Dataset items

--------------------------------------------------

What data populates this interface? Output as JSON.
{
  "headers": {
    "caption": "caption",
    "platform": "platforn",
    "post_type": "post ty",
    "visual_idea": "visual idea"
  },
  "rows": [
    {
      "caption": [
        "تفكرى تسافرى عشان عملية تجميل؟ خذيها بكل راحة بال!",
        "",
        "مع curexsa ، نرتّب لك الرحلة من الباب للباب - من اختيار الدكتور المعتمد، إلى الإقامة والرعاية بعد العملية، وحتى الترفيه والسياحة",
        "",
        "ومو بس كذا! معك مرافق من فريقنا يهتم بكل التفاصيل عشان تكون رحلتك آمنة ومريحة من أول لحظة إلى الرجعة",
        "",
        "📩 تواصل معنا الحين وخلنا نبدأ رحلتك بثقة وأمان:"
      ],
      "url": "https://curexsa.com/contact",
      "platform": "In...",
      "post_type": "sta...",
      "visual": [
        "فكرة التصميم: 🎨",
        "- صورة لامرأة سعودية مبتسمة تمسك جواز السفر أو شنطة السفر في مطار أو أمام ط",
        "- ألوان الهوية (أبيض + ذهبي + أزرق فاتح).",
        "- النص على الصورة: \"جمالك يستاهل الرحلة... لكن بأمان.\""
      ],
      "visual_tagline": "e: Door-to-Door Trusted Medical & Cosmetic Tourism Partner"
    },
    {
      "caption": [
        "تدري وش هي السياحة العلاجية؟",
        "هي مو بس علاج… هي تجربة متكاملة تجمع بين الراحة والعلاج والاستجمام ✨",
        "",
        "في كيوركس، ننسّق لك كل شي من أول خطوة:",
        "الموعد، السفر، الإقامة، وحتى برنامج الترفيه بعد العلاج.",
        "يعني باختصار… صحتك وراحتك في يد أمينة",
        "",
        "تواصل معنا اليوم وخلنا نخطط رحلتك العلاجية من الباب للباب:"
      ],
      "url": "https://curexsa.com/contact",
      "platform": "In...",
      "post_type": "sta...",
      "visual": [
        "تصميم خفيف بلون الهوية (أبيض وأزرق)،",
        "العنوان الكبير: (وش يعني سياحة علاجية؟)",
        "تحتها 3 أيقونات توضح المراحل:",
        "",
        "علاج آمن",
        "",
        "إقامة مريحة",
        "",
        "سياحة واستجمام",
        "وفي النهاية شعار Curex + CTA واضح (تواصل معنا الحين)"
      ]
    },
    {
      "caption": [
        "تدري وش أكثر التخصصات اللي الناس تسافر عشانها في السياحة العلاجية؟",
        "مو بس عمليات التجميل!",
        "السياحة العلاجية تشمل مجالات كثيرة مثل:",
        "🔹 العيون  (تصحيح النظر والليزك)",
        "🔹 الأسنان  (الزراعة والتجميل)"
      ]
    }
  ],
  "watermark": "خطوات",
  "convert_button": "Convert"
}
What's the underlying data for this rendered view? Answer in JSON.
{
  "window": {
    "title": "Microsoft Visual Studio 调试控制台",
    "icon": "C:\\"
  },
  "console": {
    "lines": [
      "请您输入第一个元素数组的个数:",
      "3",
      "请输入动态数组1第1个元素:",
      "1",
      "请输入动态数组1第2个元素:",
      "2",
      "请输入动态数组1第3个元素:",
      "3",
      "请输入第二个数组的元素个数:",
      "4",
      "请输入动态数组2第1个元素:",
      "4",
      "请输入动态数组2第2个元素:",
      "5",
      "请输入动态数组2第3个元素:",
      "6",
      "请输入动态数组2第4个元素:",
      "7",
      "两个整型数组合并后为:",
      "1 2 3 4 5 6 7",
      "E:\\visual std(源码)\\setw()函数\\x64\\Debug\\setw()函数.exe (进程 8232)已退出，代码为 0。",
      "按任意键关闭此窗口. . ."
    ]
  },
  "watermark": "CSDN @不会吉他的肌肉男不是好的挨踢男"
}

--------------------------------------------------

* [Aim of the task]: All of the data shown above must be copied exactly.

* [Response]:
What data populates this interface? Output as JSON.
{
  "headers": {
    "caption": "caption",
    "platform": "platforn",
    "post_type": "post ty",
    "visual_idea": "visual idea"
  },
  "rows": [
    {
      "caption": [
        "تفكرى تسافرى عشان عملية تجميل؟ خذيها بكل راحة بال!",
        "",
        "مع curexsa ، نرتّب لك الرحلة من الباب للباب - من اختيار الدكتور المعتمد، إلى الإقامة والرعاية بعد العملية، وحتى الترفيه والسياحة",
        "",
        "ومو بس كذا! معك مرافق من فريقنا يهتم بكل التفاصيل عشان تكون رحلتك آمنة ومريحة من أول لحظة إلى الرجعة",
        "",
        "📩 تواصل معنا الحين وخلنا نبدأ رحلتك بثقة وأمان:"
      ],
      "url": "https://curexsa.com/contact",
      "platform": "In...",
      "post_type": "sta...",
      "visual": [
        "فكرة التصميم: 🎨",
        "- صورة لامرأة سعودية مبتسمة تمسك جواز السفر أو شنطة السفر في مطار أو أمام ط",
        "- ألوان الهوية (أبيض + ذهبي + أزرق فاتح).",
        "- النص على الصورة: \"جمالك يستاهل الرحلة... لكن بأمان.\""
      ],
      "visual_tagline": "e: Door-to-Door Trusted Medical & Cosmetic Tourism Partner"
    },
    {
      "caption": [
        "تدري وش هي السياحة العلاجية؟",
        "هي مو بس علاج… هي تجربة متكاملة تجمع بين الراحة والعلاج والاستجمام ✨",
        "",
        "في كيوركس، ننسّق لك كل شي من أول خطوة:",
        "الموعد، السفر، الإقامة، وحتى برنامج الترفيه بعد العلاج.",
        "يعني باختصار… صحتك وراحتك في يد أمينة",
        "",
        "تواصل معنا اليوم وخلنا نخطط رحلتك العلاجية من الباب للباب:"
      ],
      "url": "https://curexsa.com/contact",
      "platform": "In...",
      "post_type": "sta...",
      "visual": [
        "تصميم خفيف بلون الهوية (أبيض وأزرق)،",
        "العنوان الكبير: (وش يعني سياحة علاجية؟)",
        "تحتها 3 أيقونات توضح المراحل:",
        "",
        "علاج آمن",
        "",
        "إقامة مريحة",
        "",
        "سياحة واستجمام",
        "وفي النهاية شعار Curex + CTA واضح (تواصل معنا الحين)"
      ]
    },
    {
      "caption": [
        "تدري وش أكثر التخصصات اللي الناس تسافر عشانها في السياحة العلاجية؟",
        "مو بس عمليات التجميل!",
        "السياحة العلاجية تشمل مجالات كثيرة مثل:",
        "🔹 العيون  (تصحيح النظر والليزك)",
        "🔹 الأسنان  (الزراعة والتجميل)"
      ]
    }
  ],
  "watermark": "خطوات",
  "convert_button": "Convert"
}
What's the underlying data for this rendered view? Answer in JSON.
{
  "window": {
    "title": "Microsoft Visual Studio 调试控制台",
    "icon": "C:\\"
  },
  "console": {
    "lines": [
      "请您输入第一个元素数组的个数:",
      "3",
      "请输入动态数组1第1个元素:",
      "1",
      "请输入动态数组1第2个元素:",
      "2",
      "请输入动态数组1第3个元素:",
      "3",
      "请输入第二个数组的元素个数:",
      "4",
      "请输入动态数组2第1个元素:",
      "4",
      "请输入动态数组2第2个元素:",
      "5",
      "请输入动态数组2第3个元素:",
      "6",
      "请输入动态数组2第4个元素:",
      "7",
      "两个整型数组合并后为:",
      "1 2 3 4 5 6 7",
      "E:\\visual std(源码)\\setw()函数\\x64\\Debug\\setw()函数.exe (进程 8232)已退出，代码为 0。",
      "按任意键关闭此窗口. . ."
    ]
  },
  "watermark": "CSDN @不会吉他的肌肉男不是好的挨踢男"
}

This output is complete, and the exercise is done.